◆ Problem statement: Find every line of the listing below where "water" appears, and copy it.

"""

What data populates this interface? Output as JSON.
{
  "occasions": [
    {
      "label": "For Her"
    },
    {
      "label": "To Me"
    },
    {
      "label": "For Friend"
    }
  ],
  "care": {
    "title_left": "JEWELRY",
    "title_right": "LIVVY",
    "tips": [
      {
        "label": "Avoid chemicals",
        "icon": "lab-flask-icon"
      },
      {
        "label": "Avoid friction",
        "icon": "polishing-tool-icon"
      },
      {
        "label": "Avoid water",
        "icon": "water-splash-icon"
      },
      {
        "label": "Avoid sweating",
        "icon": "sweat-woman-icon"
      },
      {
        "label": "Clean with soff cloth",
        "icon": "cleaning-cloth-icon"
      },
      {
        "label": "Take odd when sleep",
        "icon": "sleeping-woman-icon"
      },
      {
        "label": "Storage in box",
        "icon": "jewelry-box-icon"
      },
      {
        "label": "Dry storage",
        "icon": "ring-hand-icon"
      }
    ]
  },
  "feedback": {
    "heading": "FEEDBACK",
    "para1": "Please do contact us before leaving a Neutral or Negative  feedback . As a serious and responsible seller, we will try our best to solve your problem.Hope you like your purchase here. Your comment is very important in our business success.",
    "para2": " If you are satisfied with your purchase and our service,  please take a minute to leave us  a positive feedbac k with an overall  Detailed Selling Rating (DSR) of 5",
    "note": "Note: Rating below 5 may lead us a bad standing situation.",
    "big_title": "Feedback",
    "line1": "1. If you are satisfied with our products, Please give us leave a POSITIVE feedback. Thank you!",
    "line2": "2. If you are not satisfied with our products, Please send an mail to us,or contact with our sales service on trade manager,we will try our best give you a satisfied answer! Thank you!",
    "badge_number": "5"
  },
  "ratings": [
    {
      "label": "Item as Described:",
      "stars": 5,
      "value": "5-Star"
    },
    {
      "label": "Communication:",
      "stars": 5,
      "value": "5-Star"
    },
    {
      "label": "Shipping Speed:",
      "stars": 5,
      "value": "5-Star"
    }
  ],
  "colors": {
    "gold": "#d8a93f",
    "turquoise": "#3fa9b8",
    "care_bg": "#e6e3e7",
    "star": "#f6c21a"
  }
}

"""

◆ The output:
        "label": "Avoid water",
        "icon": "water-splash-icon"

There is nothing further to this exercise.